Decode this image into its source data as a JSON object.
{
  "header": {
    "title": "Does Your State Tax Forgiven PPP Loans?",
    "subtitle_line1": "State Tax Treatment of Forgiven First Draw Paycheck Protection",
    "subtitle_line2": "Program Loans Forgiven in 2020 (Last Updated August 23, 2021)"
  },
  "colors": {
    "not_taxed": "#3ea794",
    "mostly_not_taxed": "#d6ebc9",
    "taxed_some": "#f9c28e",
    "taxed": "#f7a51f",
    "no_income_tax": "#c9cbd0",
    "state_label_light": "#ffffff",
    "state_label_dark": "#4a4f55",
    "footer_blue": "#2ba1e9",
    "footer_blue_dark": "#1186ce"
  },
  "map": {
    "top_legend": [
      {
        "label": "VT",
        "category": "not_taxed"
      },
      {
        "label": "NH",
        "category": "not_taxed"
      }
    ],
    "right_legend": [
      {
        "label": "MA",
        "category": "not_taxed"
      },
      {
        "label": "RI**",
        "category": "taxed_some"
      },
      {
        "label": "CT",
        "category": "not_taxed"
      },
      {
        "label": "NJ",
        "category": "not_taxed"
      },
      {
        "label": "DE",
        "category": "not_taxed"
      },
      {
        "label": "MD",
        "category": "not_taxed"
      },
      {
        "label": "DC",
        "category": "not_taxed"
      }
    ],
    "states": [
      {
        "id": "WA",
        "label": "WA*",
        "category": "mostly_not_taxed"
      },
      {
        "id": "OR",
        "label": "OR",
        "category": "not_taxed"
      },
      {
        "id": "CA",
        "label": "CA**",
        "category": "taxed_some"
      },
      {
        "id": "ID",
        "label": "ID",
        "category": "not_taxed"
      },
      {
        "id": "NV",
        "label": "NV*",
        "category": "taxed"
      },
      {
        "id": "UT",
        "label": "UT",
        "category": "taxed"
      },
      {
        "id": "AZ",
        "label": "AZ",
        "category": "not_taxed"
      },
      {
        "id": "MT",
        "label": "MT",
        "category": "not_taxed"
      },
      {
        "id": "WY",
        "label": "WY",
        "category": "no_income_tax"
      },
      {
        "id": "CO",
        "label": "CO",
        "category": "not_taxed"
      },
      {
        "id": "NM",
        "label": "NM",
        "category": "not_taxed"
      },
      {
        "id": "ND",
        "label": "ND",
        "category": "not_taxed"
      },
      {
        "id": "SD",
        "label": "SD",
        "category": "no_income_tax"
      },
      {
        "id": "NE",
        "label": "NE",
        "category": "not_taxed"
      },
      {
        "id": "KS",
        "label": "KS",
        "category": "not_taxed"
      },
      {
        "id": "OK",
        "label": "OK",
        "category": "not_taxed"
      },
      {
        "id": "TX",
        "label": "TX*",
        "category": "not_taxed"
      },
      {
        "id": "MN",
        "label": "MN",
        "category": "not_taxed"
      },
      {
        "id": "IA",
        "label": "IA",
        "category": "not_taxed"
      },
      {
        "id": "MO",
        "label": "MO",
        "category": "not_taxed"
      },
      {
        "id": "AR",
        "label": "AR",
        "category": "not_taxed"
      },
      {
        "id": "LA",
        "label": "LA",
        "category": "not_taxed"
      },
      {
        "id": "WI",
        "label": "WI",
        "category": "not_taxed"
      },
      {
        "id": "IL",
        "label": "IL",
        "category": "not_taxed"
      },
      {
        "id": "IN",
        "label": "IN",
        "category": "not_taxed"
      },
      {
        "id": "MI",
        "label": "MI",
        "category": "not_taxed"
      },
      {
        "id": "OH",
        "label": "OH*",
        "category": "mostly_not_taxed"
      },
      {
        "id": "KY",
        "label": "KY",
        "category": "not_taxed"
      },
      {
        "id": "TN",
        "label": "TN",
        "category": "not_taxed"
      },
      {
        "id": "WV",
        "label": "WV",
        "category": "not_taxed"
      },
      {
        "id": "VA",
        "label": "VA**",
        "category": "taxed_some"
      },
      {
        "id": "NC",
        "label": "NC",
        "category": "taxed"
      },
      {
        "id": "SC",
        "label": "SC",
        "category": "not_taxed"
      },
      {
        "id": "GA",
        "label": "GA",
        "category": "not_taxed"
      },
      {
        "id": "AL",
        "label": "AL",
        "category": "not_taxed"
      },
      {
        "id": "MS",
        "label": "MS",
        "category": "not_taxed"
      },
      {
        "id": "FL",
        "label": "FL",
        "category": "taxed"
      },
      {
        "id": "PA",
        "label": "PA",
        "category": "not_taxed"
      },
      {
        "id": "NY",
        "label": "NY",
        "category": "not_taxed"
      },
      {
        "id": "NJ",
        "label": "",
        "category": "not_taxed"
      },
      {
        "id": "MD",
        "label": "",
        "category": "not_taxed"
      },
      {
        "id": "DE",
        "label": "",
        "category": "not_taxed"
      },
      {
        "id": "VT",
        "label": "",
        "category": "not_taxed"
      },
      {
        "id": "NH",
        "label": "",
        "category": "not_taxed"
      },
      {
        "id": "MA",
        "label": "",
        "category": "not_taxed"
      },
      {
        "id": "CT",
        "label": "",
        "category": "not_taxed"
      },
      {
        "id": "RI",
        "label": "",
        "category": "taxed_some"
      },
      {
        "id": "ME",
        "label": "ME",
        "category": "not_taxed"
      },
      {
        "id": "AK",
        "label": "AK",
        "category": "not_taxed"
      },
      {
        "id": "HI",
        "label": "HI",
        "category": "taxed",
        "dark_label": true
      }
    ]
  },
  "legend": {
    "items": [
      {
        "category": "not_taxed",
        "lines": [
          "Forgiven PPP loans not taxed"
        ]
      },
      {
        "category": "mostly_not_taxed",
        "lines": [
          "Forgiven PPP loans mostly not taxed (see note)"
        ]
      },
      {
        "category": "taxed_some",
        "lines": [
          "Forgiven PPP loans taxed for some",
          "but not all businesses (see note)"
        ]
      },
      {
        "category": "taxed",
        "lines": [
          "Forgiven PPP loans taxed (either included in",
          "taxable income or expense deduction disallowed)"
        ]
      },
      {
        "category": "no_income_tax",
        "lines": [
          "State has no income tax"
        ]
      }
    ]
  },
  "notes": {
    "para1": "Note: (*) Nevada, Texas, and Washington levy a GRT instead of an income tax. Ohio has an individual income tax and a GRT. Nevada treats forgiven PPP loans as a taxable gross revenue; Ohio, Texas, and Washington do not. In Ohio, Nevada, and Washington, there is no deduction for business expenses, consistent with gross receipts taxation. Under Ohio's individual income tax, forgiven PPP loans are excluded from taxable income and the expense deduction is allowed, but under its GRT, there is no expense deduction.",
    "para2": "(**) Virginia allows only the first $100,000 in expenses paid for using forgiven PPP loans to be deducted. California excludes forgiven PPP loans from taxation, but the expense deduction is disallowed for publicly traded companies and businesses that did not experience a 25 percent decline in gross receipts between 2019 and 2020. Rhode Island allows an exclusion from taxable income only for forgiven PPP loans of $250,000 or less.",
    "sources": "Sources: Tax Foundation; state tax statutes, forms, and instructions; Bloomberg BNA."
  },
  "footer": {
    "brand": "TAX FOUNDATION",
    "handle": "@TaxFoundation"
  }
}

★ ★ ★ ★

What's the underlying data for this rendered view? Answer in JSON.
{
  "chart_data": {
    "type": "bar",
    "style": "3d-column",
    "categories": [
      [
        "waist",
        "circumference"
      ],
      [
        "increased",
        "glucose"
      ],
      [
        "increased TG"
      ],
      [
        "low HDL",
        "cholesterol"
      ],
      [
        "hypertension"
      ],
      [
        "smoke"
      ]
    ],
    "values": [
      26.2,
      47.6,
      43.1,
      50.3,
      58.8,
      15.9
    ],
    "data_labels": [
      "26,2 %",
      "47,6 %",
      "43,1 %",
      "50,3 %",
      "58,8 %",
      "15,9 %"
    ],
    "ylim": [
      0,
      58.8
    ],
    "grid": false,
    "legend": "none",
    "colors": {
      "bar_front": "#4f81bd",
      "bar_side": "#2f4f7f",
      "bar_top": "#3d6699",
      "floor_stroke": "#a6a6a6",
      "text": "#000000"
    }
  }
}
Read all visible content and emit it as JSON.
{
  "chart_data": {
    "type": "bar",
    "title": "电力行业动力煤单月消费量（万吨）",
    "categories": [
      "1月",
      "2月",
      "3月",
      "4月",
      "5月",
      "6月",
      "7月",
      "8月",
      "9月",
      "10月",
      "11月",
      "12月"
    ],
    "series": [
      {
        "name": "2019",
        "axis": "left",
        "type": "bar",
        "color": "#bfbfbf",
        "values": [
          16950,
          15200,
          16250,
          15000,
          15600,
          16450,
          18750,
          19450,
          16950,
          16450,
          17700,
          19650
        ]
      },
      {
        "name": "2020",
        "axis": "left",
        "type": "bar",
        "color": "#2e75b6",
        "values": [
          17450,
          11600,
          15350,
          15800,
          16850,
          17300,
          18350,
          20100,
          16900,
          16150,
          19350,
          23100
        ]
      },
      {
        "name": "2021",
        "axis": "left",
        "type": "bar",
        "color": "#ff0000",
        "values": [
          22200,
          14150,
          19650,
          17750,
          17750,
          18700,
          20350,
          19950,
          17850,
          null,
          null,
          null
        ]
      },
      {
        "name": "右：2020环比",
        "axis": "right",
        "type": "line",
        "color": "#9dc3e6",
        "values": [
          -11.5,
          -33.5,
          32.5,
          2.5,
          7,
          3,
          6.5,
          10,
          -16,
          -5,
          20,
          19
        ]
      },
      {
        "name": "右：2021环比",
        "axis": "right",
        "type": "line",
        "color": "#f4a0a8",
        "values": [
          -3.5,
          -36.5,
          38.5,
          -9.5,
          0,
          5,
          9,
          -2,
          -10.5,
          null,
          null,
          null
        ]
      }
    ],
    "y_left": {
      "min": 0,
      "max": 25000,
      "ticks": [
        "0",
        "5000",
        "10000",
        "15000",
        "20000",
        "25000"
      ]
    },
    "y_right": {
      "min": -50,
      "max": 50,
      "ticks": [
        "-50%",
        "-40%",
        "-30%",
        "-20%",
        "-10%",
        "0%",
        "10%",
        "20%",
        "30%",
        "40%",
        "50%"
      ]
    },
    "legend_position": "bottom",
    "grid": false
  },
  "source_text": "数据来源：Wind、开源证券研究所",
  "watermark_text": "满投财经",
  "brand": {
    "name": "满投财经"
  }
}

★ ★ ★ ★

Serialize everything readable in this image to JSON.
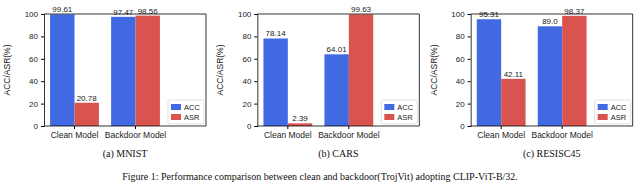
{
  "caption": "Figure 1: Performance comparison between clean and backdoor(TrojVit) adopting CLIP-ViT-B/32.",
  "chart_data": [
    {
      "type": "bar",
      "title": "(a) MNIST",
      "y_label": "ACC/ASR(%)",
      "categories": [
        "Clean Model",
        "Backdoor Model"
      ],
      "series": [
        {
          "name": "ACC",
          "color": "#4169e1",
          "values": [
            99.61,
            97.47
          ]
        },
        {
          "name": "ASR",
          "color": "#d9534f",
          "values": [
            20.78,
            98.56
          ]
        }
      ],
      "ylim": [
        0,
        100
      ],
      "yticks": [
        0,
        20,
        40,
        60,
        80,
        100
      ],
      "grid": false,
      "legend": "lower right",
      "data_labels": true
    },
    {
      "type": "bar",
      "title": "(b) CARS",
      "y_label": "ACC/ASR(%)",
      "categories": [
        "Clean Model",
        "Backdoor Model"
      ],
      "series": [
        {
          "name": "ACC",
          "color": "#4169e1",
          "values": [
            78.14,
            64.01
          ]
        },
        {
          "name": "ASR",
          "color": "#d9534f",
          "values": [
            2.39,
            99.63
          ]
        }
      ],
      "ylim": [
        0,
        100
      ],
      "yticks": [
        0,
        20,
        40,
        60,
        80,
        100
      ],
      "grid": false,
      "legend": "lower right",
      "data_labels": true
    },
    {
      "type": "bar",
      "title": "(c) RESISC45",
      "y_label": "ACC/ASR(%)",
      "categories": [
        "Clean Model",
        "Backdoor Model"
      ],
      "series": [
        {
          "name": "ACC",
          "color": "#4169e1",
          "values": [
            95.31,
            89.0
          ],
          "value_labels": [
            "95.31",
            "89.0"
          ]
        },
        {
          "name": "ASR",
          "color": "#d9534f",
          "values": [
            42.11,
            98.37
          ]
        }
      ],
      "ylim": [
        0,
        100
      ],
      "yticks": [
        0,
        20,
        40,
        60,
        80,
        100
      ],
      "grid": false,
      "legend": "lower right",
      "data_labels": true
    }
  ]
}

★ ★ ★ ★

[BRIEF]:
A single figure is required: the number of lines above in which the word "between" occurs.

[FINISHED ANSWER]:
2